## Start Stored rows

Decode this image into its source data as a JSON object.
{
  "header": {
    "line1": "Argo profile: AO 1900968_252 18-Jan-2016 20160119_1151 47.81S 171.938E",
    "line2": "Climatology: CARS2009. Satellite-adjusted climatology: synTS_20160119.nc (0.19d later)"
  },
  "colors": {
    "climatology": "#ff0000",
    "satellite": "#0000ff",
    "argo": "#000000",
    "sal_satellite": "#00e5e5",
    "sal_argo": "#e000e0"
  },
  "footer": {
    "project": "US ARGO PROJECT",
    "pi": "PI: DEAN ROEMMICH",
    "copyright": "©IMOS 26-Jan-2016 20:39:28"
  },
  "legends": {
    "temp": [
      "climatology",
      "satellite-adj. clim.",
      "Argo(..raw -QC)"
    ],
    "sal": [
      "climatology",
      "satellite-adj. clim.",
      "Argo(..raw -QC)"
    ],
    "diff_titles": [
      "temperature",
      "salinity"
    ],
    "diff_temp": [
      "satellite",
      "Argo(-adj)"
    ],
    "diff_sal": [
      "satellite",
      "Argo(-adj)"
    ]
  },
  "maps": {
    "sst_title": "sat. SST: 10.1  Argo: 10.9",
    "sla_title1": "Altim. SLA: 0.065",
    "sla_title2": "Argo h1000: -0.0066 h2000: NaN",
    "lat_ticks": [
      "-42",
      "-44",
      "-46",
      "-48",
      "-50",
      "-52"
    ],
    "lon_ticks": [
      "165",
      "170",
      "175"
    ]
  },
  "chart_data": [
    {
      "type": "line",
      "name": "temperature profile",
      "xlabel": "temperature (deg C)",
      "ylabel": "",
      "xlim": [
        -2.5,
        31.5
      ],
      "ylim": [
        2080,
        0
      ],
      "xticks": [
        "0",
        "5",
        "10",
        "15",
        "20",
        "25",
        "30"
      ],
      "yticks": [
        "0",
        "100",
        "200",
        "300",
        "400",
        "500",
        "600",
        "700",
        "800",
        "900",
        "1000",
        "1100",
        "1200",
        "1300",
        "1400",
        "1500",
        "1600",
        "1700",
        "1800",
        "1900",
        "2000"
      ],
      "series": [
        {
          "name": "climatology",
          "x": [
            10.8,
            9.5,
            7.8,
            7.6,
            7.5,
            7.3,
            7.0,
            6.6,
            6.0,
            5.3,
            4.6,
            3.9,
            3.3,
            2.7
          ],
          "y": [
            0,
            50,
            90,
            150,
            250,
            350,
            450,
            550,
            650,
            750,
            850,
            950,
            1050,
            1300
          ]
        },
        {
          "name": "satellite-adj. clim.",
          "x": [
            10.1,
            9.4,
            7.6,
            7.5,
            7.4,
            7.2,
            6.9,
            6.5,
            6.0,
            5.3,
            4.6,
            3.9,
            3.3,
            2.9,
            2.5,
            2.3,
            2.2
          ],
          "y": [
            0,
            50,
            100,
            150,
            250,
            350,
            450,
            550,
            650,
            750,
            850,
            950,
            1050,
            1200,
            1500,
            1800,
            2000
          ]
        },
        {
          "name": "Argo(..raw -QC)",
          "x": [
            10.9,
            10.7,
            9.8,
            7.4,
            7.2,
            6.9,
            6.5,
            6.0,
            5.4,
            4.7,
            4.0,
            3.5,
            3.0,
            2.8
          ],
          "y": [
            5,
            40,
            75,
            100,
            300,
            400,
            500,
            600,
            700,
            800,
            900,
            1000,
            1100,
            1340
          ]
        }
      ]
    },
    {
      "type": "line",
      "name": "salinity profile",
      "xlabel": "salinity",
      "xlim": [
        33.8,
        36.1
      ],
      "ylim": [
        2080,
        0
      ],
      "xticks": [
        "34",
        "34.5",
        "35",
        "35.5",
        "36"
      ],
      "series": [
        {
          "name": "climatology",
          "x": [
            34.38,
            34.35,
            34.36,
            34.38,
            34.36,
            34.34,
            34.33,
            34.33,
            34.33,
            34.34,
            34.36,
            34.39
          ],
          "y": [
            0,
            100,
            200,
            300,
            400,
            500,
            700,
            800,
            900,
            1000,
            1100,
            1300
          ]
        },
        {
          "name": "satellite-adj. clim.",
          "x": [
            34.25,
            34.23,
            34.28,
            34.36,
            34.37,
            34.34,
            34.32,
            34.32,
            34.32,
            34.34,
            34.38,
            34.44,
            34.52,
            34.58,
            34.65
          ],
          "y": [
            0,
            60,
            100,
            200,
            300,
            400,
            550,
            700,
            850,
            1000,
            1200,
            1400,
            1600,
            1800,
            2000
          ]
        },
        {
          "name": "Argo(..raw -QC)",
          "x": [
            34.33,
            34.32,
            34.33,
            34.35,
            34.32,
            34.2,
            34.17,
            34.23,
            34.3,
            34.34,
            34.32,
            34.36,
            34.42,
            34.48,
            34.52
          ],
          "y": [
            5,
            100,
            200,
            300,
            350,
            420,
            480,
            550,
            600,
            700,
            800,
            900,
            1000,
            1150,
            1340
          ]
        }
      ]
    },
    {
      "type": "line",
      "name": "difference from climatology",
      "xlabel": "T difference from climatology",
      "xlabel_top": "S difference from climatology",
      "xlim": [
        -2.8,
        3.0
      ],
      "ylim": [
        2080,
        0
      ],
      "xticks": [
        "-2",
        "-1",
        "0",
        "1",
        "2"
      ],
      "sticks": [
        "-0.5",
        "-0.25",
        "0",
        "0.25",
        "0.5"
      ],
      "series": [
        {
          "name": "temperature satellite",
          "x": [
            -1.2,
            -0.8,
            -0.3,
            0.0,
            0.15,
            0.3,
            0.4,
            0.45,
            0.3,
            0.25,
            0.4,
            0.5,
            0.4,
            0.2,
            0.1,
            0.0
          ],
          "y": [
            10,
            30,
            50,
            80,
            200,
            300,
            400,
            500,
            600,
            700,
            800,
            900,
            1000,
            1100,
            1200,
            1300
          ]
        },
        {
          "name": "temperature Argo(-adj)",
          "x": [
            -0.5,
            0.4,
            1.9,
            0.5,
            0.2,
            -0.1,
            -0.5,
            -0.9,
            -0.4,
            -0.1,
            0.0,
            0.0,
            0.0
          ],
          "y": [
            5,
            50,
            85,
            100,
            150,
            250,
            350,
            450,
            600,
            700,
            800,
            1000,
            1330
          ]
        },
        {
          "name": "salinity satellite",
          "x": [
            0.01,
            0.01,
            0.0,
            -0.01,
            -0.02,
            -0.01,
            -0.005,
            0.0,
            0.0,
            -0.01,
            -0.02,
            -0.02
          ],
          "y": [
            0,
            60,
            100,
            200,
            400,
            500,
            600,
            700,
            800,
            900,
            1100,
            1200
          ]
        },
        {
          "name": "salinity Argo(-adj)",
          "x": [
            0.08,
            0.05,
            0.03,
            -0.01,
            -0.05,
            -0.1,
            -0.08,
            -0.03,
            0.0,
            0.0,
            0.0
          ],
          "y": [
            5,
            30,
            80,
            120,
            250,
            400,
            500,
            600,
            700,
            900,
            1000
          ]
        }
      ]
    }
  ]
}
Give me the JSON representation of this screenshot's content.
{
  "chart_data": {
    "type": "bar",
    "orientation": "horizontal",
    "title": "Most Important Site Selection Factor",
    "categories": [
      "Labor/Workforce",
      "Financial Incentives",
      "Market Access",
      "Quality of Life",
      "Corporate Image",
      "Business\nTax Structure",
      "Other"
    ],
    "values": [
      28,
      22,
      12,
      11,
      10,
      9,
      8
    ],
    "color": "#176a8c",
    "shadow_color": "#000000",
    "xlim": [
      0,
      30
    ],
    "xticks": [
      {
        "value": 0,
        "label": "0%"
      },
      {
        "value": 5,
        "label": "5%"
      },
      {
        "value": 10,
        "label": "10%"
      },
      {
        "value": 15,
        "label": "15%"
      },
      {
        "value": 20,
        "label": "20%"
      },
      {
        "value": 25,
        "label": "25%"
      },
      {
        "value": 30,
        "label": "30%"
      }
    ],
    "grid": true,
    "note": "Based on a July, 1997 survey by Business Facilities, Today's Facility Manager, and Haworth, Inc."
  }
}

## End Stored rows

Your task
Your task is to extract the lines running from the one with "Give me the" to the end of the material, inclusive, copying each exactly and adding nothing.

Right answer
Give me the JSON representation of this screenshot's content.
{
  "chart_data": {
    "type": "bar",
    "orientation": "horizontal",
    "title": "Most Important Site Selection Factor",
    "categories": [
      "Labor/Workforce",
      "Financial Incentives",
      "Market Access",
      "Quality of Life",
      "Corporate Image",
      "Business\nTax Structure",
      "Other"
    ],
    "values": [
      28,
      22,
      12,
      11,
      10,
      9,
      8
    ],
    "color": "#176a8c",
    "shadow_color": "#000000",
    "xlim": [
      0,
      30
    ],
    "xticks": [
      {
        "value": 0,
        "label": "0%"
      },
      {
        "value": 5,
        "label": "5%"
      },
      {
        "value": 10,
        "label": "10%"
      },
      {
        "value": 15,
        "label": "15%"
      },
      {
        "value": 20,
        "label": "20%"
      },
      {
        "value": 25,
        "label": "25%"
      },
      {
        "value": 30,
        "label": "30%"
      }
    ],
    "grid": true,
    "note": "Based on a July, 1997 survey by Business Facilities, Today's Facility Manager, and Haworth, Inc."
  }
}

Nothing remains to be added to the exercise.